--- EXERCISE DIRECTIONS ---
In the material below, give the part that opens with the line containing "List all visible" and closes with the line containing "item-heading: Manipulez l’enregistreur" as a JSON list of strings, one string per line, with blank lines left out. Include both of those lines and nothing outside them.

■ ■ ■ ■ ■ ■ ■

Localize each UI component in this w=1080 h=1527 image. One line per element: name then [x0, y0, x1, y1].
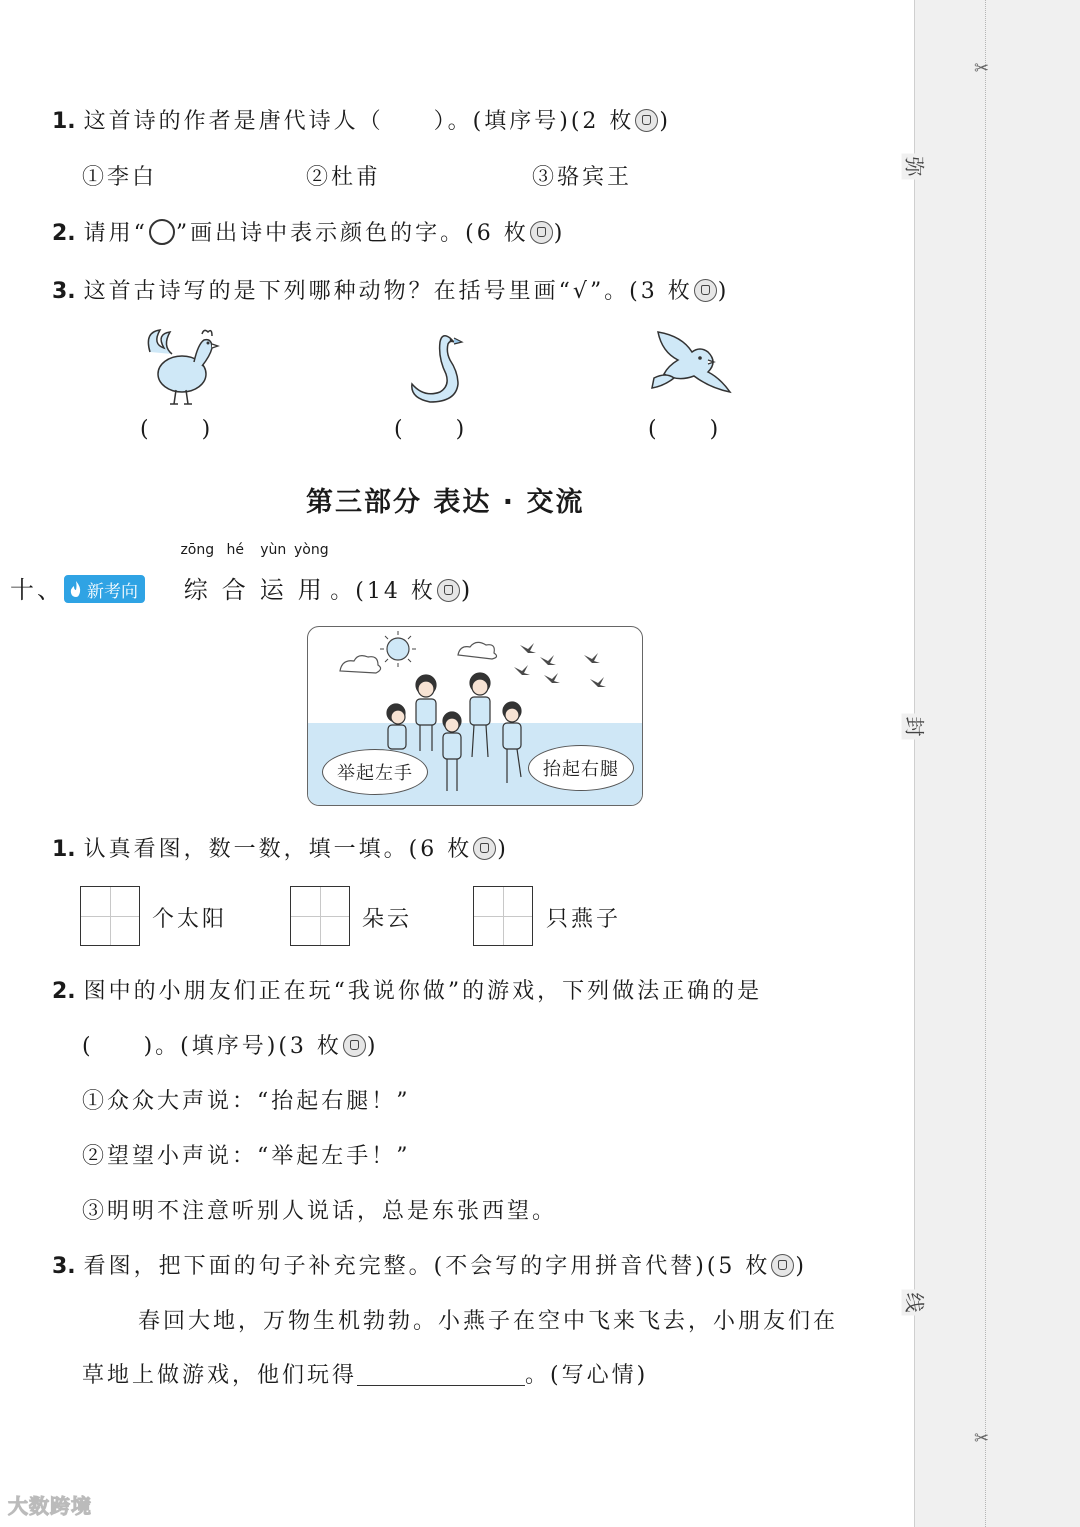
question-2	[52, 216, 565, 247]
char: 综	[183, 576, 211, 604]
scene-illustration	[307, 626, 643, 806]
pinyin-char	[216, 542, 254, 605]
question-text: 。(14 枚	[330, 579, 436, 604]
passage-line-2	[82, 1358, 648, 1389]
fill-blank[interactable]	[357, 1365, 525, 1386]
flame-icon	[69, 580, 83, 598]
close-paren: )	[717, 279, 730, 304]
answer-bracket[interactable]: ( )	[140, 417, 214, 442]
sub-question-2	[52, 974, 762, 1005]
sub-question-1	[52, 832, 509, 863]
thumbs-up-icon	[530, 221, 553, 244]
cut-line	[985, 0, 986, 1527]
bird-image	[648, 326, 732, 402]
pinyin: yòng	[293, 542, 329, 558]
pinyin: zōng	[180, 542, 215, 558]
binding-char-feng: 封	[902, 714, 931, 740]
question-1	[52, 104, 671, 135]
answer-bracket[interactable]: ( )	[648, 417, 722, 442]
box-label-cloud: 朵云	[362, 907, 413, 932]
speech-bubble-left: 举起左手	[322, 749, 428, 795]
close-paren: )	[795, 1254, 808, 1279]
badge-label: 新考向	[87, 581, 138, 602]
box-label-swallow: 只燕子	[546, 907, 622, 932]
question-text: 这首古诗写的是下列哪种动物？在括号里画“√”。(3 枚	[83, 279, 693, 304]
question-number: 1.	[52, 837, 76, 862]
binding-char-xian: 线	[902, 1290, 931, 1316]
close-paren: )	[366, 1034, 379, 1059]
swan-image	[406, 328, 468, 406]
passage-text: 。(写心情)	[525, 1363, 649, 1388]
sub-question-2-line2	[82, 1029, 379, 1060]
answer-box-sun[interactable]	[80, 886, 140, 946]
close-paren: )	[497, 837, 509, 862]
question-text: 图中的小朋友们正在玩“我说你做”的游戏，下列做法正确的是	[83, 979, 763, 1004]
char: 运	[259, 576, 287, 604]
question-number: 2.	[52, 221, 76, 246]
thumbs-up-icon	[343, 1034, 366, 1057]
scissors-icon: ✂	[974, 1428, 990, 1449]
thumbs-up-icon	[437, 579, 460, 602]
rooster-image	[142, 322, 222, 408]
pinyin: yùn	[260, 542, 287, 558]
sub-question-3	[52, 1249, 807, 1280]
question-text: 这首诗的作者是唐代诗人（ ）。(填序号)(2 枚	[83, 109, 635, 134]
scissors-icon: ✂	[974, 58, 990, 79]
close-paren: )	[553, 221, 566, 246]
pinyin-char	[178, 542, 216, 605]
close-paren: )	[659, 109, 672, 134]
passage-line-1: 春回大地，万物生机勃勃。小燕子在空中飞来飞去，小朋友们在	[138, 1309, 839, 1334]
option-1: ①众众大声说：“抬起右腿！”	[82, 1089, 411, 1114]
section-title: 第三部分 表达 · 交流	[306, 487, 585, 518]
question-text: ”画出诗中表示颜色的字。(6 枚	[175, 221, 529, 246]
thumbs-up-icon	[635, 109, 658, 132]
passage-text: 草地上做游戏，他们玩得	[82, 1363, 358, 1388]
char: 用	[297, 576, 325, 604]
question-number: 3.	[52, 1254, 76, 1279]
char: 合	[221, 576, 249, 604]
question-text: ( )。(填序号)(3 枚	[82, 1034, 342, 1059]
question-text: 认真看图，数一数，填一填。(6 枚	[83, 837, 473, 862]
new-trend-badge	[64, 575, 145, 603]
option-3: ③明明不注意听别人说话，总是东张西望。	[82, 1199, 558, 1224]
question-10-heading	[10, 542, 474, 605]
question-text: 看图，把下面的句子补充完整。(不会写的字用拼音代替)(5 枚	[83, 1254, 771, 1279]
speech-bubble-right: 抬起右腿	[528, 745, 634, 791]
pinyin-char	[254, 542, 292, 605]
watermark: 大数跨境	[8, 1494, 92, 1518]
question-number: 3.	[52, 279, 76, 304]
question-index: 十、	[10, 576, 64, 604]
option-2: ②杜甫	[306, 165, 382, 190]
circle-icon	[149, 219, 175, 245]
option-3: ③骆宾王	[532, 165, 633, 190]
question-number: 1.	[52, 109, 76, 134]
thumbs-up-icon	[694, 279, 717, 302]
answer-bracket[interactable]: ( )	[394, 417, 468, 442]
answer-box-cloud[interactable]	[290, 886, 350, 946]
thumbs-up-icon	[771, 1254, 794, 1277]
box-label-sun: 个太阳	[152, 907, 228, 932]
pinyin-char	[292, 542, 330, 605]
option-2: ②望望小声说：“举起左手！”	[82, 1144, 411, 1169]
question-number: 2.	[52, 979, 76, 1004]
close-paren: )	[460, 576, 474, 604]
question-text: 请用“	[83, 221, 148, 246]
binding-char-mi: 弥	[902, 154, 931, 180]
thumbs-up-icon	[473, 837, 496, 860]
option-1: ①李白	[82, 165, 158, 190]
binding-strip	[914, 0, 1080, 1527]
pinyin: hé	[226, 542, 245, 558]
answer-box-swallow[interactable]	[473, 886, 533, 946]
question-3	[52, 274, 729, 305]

■ ■ ■ ■ ■ ■ ■

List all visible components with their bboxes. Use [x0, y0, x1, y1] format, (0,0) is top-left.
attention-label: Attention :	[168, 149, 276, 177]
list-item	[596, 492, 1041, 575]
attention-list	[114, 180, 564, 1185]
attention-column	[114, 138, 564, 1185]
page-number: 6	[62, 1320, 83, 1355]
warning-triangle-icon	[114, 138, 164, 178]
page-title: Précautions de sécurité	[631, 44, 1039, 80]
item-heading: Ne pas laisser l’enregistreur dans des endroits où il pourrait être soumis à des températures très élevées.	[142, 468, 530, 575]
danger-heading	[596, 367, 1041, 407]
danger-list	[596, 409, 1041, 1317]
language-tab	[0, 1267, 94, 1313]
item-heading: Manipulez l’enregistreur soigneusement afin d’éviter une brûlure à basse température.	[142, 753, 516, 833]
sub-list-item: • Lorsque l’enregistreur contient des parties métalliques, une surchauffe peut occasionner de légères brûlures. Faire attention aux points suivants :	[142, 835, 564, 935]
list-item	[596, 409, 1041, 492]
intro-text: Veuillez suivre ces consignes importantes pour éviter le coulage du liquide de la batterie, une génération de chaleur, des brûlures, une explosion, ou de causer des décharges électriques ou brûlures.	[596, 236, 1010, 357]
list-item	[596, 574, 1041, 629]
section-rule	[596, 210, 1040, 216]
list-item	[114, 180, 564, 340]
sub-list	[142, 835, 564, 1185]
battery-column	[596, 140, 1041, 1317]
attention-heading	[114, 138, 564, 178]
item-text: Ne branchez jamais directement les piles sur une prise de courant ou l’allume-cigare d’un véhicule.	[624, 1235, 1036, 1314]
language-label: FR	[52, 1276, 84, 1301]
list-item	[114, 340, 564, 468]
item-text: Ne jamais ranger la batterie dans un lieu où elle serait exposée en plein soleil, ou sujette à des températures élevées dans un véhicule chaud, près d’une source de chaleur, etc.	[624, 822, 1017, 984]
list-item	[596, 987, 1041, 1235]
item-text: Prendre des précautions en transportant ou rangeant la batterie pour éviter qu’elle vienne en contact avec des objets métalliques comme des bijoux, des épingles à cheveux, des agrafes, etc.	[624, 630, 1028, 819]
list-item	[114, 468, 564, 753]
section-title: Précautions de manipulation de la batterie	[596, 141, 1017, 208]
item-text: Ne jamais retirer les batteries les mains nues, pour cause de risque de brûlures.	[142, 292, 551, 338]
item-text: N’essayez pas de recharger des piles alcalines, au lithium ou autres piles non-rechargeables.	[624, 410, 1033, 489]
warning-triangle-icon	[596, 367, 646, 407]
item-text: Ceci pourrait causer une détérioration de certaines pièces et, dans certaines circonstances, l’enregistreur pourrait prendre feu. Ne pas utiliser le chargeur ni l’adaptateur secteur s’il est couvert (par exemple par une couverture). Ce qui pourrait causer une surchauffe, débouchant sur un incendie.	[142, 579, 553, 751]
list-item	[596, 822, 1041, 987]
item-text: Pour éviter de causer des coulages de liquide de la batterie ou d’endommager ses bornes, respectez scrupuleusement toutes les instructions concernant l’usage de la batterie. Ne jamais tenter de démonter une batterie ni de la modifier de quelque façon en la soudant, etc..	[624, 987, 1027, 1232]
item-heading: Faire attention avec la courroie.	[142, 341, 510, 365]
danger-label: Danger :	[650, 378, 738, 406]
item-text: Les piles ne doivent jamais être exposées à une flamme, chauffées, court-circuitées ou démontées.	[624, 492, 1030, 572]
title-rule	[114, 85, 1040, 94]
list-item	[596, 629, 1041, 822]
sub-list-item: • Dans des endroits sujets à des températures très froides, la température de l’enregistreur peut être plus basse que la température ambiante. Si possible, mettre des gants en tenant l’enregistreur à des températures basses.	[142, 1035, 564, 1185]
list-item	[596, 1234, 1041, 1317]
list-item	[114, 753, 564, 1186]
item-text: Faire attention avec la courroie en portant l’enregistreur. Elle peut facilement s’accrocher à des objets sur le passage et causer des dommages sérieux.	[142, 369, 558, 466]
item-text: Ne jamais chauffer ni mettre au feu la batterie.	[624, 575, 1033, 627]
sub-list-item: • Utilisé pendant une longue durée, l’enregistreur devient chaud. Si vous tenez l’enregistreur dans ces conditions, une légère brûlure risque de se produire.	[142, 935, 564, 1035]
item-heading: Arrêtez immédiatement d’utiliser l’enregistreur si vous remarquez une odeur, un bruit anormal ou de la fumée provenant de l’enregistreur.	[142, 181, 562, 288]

■ ■ ■ ■ ■ ■ ■

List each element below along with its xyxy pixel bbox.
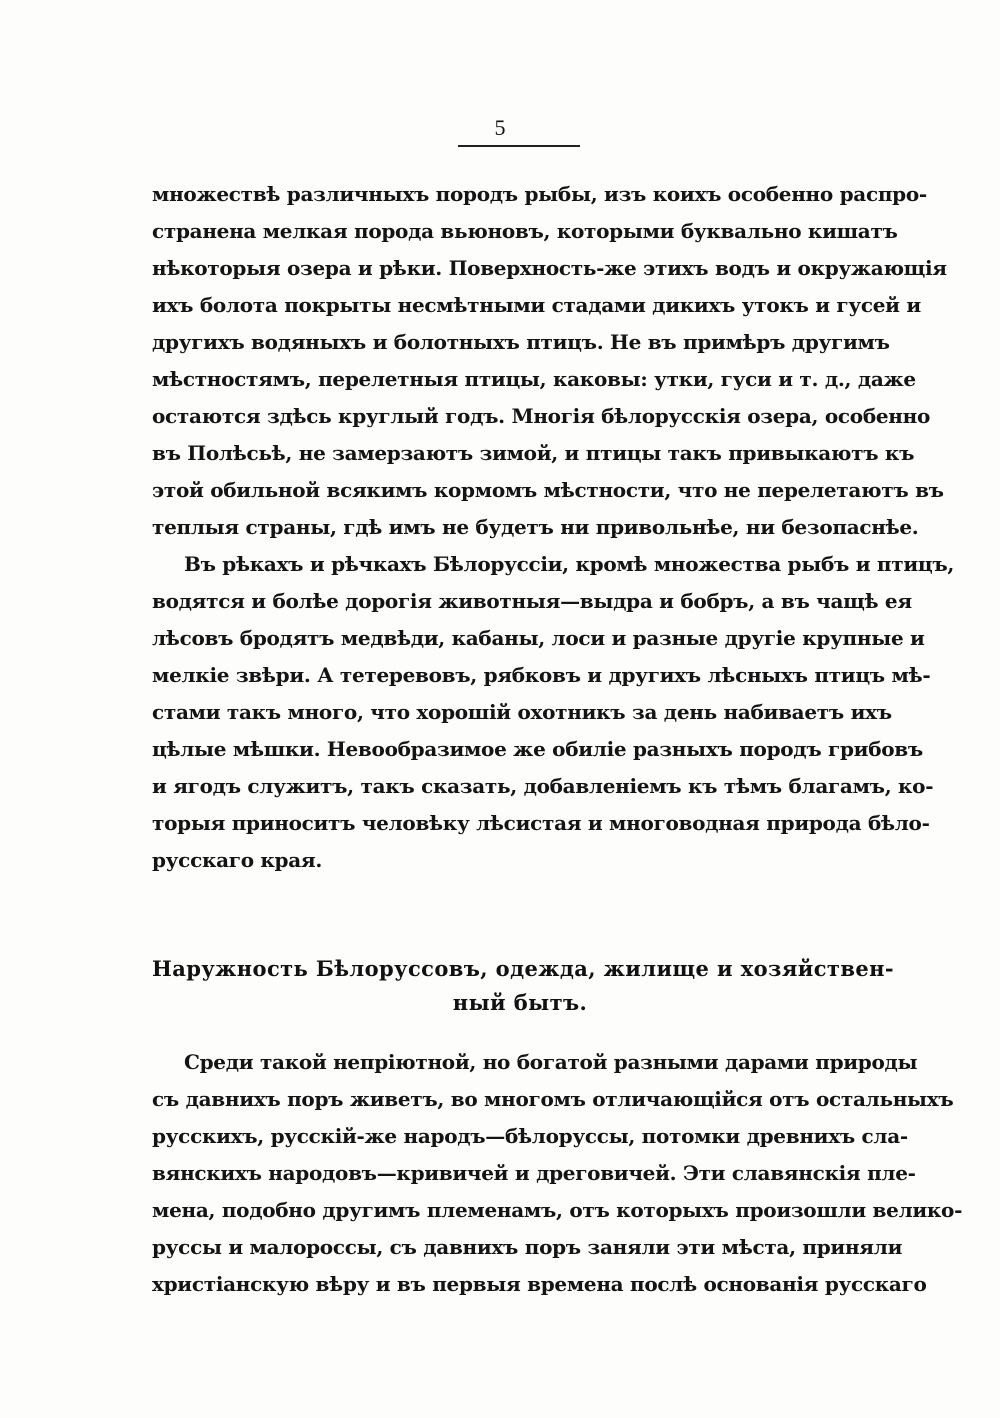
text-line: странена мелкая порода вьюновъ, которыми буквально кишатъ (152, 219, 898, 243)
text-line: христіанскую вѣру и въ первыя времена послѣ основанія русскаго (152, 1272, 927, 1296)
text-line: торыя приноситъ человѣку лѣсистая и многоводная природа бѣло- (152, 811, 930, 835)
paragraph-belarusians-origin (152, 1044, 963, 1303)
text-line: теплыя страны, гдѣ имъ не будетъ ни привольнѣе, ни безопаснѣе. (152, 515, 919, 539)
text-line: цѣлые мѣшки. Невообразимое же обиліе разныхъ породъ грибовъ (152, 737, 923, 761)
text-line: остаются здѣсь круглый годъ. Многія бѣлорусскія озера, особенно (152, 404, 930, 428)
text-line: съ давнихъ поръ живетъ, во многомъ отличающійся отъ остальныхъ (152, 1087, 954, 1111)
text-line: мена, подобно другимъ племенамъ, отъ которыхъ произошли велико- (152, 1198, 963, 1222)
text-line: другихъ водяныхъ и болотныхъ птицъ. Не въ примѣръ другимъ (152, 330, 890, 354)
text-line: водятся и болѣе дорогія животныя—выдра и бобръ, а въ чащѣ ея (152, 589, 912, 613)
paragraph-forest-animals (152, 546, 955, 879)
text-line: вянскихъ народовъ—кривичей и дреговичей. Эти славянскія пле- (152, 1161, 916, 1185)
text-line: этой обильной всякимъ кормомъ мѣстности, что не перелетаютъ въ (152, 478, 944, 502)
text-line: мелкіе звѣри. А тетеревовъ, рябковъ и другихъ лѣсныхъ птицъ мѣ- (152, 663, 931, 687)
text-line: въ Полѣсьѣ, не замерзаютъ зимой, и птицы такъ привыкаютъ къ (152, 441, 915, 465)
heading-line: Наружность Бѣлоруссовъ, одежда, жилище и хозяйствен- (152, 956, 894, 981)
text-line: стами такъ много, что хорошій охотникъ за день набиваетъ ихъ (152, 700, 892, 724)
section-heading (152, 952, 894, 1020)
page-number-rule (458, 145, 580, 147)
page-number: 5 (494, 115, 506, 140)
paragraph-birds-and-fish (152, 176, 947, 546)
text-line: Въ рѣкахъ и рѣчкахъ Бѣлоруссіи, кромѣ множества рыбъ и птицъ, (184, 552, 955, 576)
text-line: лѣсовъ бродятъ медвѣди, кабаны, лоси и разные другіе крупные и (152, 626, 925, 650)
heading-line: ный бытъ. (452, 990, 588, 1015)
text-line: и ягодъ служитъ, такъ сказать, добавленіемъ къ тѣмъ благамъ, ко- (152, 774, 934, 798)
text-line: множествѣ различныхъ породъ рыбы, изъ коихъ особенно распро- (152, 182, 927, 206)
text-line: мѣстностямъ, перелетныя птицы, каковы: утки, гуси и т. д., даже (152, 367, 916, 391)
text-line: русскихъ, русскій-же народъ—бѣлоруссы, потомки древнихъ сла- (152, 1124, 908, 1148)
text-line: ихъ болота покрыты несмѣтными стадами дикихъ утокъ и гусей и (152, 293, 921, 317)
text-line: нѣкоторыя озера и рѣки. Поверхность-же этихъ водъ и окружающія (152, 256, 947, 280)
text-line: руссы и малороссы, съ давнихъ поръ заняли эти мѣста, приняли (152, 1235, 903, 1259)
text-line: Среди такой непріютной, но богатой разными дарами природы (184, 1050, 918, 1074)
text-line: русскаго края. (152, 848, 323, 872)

■ ■ ■ ■ ■ ■ ■

--- WRITTEN REPLY ---
[
  "List all visible components with their bboxes. Use [x0, y0, x1, y1] format, (0,0) is top-left.",
  "attention-label: Attention :\t[168, 149, 276, 177]",
  "list-item\t[596, 492, 1041, 575]",
  "attention-list\t[114, 180, 564, 1185]",
  "attention-column\t[114, 138, 564, 1185]",
  "page-number: 6\t[62, 1320, 83, 1355]",
  "warning-triangle-icon\t[114, 138, 164, 178]",
  "page-title: Précautions de sécurité\t[631, 44, 1039, 80]",
  "item-heading: Ne pas laisser l’enregistreur dans des endroits où il pourrait être soumis à des températures très élevées.\t[142, 468, 530, 575]",
  "danger-heading\t[596, 367, 1041, 407]",
  "danger-list\t[596, 409, 1041, 1317]",
  "language-tab\t[0, 1267, 94, 1313]",
  "item-heading: Manipulez l’enregistreur soigneusement afin d’éviter une brûlure à basse température.\t[142, 753, 516, 833]"
]